Write the data out again in full, with no departure from the original.
** begin **
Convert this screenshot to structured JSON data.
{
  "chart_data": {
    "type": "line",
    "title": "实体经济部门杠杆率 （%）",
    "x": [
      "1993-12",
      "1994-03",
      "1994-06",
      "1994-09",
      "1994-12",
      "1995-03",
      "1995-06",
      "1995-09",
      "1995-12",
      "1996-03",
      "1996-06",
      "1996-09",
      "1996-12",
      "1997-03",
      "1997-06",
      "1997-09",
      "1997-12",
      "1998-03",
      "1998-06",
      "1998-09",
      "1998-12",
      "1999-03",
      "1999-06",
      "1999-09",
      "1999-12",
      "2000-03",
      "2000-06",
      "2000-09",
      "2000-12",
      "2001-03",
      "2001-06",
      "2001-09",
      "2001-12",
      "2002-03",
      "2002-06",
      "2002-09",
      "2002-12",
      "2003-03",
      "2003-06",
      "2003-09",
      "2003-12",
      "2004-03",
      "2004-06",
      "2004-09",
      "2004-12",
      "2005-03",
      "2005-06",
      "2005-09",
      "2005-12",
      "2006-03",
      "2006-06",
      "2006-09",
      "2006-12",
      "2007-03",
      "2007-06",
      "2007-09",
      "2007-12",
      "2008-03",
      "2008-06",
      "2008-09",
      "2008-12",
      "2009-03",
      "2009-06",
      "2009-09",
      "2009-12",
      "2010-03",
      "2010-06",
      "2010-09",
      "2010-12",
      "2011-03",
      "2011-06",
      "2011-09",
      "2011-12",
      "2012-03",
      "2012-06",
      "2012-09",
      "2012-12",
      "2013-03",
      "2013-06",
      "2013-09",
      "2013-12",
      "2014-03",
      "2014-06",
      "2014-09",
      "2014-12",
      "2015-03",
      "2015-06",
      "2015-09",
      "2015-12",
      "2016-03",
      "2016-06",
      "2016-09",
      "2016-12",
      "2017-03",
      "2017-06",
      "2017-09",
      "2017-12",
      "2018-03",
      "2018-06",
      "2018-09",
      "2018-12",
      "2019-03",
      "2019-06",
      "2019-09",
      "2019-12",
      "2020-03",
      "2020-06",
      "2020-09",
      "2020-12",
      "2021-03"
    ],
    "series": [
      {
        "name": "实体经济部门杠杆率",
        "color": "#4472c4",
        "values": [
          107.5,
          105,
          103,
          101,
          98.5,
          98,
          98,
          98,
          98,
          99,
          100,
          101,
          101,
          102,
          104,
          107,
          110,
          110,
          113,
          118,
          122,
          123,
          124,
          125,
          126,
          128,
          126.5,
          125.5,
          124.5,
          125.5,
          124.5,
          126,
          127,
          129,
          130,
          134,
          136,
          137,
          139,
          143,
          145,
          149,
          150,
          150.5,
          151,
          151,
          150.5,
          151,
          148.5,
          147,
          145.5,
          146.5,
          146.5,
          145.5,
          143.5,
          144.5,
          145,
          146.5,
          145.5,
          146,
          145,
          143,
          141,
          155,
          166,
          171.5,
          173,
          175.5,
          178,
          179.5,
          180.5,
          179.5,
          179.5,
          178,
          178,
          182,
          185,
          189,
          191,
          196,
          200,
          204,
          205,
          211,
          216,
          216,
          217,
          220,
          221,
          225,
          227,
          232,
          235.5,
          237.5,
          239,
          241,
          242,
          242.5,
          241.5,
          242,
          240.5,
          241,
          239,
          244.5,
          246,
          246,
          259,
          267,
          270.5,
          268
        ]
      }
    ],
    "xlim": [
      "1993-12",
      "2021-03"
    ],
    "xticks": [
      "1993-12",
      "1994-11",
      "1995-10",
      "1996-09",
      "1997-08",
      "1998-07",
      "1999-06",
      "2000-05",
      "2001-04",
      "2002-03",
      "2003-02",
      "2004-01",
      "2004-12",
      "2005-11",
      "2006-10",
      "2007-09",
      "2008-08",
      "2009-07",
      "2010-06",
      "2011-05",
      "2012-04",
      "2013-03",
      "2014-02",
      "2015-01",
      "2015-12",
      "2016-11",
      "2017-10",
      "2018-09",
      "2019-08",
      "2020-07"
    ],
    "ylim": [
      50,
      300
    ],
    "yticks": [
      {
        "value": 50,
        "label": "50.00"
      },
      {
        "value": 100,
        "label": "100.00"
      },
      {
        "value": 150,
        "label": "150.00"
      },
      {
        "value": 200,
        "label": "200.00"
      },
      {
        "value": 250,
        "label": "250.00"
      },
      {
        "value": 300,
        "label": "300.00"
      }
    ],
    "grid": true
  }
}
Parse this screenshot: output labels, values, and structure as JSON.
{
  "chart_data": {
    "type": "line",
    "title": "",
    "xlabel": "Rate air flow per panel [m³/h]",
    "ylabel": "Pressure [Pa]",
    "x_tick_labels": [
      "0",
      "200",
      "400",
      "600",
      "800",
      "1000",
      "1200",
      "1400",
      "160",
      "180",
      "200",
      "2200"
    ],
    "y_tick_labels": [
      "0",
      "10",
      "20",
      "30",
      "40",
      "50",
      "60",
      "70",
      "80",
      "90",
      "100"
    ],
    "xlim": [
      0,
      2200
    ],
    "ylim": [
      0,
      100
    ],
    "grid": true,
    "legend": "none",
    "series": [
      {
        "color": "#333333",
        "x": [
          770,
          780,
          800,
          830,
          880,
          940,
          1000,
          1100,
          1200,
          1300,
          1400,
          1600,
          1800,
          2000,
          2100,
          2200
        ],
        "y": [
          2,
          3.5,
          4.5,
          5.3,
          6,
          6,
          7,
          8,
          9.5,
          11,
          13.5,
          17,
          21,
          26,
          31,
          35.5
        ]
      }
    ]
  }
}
** end **
RESULT FOR THIS EXERCISE
Convert this screenshot to structured JSON data.
{
  "chart_data": {
    "type": "line",
    "title": "实体经济部门杠杆率 （%）",
    "x": [
      "1993-12",
      "1994-03",
      "1994-06",
      "1994-09",
      "1994-12",
      "1995-03",
      "1995-06",
      "1995-09",
      "1995-12",
      "1996-03",
      "1996-06",
      "1996-09",
      "1996-12",
      "1997-03",
      "1997-06",
      "1997-09",
      "1997-12",
      "1998-03",
      "1998-06",
      "1998-09",
      "1998-12",
      "1999-03",
      "1999-06",
      "1999-09",
      "1999-12",
      "2000-03",
      "2000-06",
      "2000-09",
      "2000-12",
      "2001-03",
      "2001-06",
      "2001-09",
      "2001-12",
      "2002-03",
      "2002-06",
      "2002-09",
      "2002-12",
      "2003-03",
      "2003-06",
      "2003-09",
      "2003-12",
      "2004-03",
      "2004-06",
      "2004-09",
      "2004-12",
      "2005-03",
      "2005-06",
      "2005-09",
      "2005-12",
      "2006-03",
      "2006-06",
      "2006-09",
      "2006-12",
      "2007-03",
      "2007-06",
      "2007-09",
      "2007-12",
      "2008-03",
      "2008-06",
      "2008-09",
      "2008-12",
      "2009-03",
      "2009-06",
      "2009-09",
      "2009-12",
      "2010-03",
      "2010-06",
      "2010-09",
      "2010-12",
      "2011-03",
      "2011-06",
      "2011-09",
      "2011-12",
      "2012-03",
      "2012-06",
      "2012-09",
      "2012-12",
      "2013-03",
      "2013-06",
      "2013-09",
      "2013-12",
      "2014-03",
      "2014-06",
      "2014-09",
      "2014-12",
      "2015-03",
      "2015-06",
      "2015-09",
      "2015-12",
      "2016-03",
      "2016-06",
      "2016-09",
      "2016-12",
      "2017-03",
      "2017-06",
      "2017-09",
      "2017-12",
      "2018-03",
      "2018-06",
      "2018-09",
      "2018-12",
      "2019-03",
      "2019-06",
      "2019-09",
      "2019-12",
      "2020-03",
      "2020-06",
      "2020-09",
      "2020-12",
      "2021-03"
    ],
    "series": [
      {
        "name": "实体经济部门杠杆率",
        "color": "#4472c4",
        "values": [
          107.5,
          105,
          103,
          101,
          98.5,
          98,
          98,
          98,
          98,
          99,
          100,
          101,
          101,
          102,
          104,
          107,
          110,
          110,
          113,
          118,
          122,
          123,
          124,
          125,
          126,
          128,
          126.5,
          125.5,
          124.5,
          125.5,
          124.5,
          126,
          127,
          129,
          130,
          134,
          136,
          137,
          139,
          143,
          145,
          149,
          150,
          150.5,
          151,
          151,
          150.5,
          151,
          148.5,
          147,
          145.5,
          146.5,
          146.5,
          145.5,
          143.5,
          144.5,
          145,
          146.5,
          145.5,
          146,
          145,
          143,
          141,
          155,
          166,
          171.5,
          173,
          175.5,
          178,
          179.5,
          180.5,
          179.5,
          179.5,
          178,
          178,
          182,
          185,
          189,
          191,
          196,
          200,
          204,
          205,
          211,
          216,
          216,
          217,
          220,
          221,
          225,
          227,
          232,
          235.5,
          237.5,
          239,
          241,
          242,
          242.5,
          241.5,
          242,
          240.5,
          241,
          239,
          244.5,
          246,
          246,
          259,
          267,
          270.5,
          268
        ]
      }
    ],
    "xlim": [
      "1993-12",
      "2021-03"
    ],
    "xticks": [
      "1993-12",
      "1994-11",
      "1995-10",
      "1996-09",
      "1997-08",
      "1998-07",
      "1999-06",
      "2000-05",
      "2001-04",
      "2002-03",
      "2003-02",
      "2004-01",
      "2004-12",
      "2005-11",
      "2006-10",
      "2007-09",
      "2008-08",
      "2009-07",
      "2010-06",
      "2011-05",
      "2012-04",
      "2013-03",
      "2014-02",
      "2015-01",
      "2015-12",
      "2016-11",
      "2017-10",
      "2018-09",
      "2019-08",
      "2020-07"
    ],
    "ylim": [
      50,
      300
    ],
    "yticks": [
      {
        "value": 50,
        "label": "50.00"
      },
      {
        "value": 100,
        "label": "100.00"
      },
      {
        "value": 150,
        "label": "150.00"
      },
      {
        "value": 200,
        "label": "200.00"
      },
      {
        "value": 250,
        "label": "250.00"
      },
      {
        "value": 300,
        "label": "300.00"
      }
    ],
    "grid": true
  }
}
Parse this screenshot: output labels, values, and structure as JSON.
{
  "chart_data": {
    "type": "line",
    "title": "",
    "xlabel": "Rate air flow per panel [m³/h]",
    "ylabel": "Pressure [Pa]",
    "x_tick_labels": [
      "0",
      "200",
      "400",
      "600",
      "800",
      "1000",
      "1200",
      "1400",
      "160",
      "180",
      "200",
      "2200"
    ],
    "y_tick_labels": [
      "0",
      "10",
      "20",
      "30",
      "40",
      "50",
      "60",
      "70",
      "80",
      "90",
      "100"
    ],
    "xlim": [
      0,
      2200
    ],
    "ylim": [
      0,
      100
    ],
    "grid": true,
    "legend": "none",
    "series": [
      {
        "color": "#333333",
        "x": [
          770,
          780,
          800,
          830,
          880,
          940,
          1000,
          1100,
          1200,
          1300,
          1400,
          1600,
          1800,
          2000,
          2100,
          2200
        ],
        "y": [
          2,
          3.5,
          4.5,
          5.3,
          6,
          6,
          7,
          8,
          9.5,
          11,
          13.5,
          17,
          21,
          26,
          31,
          35.5
        ]
      }
    ]
  }
}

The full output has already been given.